--- Work required ---
Scan the lines below for the word "রহণয". Copy each line you find it in.

--- Input ---

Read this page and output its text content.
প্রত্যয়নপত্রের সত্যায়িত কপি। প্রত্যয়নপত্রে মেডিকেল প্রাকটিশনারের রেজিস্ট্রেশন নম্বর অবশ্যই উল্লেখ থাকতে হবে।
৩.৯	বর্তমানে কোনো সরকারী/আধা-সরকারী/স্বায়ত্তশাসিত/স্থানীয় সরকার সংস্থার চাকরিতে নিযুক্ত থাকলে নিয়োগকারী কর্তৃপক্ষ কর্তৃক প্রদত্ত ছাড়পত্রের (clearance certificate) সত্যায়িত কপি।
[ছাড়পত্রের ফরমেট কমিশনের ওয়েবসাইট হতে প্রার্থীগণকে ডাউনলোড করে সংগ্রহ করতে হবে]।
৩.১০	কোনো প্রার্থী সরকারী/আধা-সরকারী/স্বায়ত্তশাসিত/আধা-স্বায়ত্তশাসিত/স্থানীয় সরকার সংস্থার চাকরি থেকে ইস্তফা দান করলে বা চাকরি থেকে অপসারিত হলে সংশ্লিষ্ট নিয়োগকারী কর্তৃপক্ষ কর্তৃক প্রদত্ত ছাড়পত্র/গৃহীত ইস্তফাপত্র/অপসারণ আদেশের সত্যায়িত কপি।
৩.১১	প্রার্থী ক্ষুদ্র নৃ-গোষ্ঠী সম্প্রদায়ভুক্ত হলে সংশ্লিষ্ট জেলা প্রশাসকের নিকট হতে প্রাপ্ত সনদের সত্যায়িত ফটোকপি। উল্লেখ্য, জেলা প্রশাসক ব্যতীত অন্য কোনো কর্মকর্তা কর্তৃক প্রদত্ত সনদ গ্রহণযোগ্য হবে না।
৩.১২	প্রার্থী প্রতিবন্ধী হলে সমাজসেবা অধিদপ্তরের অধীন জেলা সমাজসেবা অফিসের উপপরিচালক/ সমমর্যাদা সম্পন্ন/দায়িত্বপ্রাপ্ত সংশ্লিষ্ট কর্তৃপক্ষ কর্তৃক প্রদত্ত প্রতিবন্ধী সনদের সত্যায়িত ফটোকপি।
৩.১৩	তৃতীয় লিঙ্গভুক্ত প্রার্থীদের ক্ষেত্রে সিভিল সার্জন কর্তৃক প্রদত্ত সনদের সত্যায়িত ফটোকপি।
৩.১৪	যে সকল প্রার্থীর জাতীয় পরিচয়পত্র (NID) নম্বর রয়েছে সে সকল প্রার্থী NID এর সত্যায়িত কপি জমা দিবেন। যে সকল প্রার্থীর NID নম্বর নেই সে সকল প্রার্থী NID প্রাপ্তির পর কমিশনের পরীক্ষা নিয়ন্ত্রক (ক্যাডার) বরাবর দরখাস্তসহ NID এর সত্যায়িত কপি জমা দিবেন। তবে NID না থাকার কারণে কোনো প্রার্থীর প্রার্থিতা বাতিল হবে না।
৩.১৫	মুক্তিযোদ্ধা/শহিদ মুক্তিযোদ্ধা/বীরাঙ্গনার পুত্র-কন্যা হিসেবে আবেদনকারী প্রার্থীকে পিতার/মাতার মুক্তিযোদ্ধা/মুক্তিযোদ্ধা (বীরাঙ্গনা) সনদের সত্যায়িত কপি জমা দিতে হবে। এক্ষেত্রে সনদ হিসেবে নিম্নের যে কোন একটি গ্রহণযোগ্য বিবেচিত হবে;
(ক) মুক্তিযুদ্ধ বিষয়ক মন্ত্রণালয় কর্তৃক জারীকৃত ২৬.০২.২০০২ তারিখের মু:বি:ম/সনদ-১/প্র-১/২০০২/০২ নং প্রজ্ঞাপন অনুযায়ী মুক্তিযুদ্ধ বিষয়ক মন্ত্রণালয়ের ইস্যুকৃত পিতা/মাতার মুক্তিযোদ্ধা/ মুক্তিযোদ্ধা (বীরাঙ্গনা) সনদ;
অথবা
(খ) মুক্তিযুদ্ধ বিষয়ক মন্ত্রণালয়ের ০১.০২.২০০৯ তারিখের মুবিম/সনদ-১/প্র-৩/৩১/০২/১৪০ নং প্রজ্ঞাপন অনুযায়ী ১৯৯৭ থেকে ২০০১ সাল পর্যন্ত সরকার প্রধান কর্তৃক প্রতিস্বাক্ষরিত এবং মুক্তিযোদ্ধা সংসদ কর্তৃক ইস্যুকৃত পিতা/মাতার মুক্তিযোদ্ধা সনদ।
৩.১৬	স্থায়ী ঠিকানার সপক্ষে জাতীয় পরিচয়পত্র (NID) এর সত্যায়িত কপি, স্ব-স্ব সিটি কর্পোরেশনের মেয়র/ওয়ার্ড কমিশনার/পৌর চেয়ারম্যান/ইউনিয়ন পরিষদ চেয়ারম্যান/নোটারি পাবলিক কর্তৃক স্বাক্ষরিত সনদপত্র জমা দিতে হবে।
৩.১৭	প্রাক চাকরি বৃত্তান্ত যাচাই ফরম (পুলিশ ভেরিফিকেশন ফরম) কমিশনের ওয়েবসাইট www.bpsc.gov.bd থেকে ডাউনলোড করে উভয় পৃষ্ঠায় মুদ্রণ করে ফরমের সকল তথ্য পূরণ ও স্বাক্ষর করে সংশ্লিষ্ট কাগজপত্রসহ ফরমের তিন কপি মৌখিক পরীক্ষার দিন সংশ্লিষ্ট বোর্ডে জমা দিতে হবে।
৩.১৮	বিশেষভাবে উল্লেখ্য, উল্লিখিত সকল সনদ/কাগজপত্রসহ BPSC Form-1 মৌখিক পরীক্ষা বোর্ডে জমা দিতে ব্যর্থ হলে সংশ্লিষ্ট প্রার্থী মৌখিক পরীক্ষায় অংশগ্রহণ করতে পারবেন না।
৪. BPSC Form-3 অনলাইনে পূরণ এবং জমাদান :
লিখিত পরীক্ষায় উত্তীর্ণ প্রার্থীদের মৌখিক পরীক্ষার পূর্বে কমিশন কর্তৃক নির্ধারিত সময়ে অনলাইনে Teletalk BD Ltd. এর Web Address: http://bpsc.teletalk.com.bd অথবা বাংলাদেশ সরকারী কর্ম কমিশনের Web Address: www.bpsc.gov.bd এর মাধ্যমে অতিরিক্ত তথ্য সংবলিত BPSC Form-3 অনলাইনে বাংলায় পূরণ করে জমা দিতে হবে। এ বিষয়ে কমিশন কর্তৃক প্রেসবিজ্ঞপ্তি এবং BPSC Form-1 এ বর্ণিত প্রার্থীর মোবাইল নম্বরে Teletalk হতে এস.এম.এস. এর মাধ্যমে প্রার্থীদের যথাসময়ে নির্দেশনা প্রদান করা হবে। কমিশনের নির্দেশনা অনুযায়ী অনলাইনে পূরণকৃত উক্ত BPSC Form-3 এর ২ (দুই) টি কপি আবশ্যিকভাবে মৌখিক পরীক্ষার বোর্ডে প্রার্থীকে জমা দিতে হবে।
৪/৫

--- Task output ---
৩.১১	প্রার্থী ক্ষুদ্র নৃ-গোষ্ঠী সম্প্রদায়ভুক্ত হলে সংশ্লিষ্ট জেলা প্রশাসকের নিকট হতে প্রাপ্ত সনদের সত্যায়িত ফটোকপি। উল্লেখ্য, জেলা প্রশাসক ব্যতীত অন্য কোনো কর্মকর্তা কর্তৃক প্রদত্ত সনদ গ্রহণযোগ্য হবে না।
৩.১৫	মুক্তিযোদ্ধা/শহিদ মুক্তিযোদ্ধা/বীরাঙ্গনার পুত্র-কন্যা হিসেবে আবেদনকারী প্রার্থীকে পিতার/মাতার মুক্তিযোদ্ধা/মুক্তিযোদ্ধা (বীরাঙ্গনা) সনদের সত্যায়িত কপি জমা দিতে হবে। এক্ষেত্রে সনদ হিসেবে নিম্নের যে কোন একটি গ্রহণযোগ্য বিবেচিত হবে;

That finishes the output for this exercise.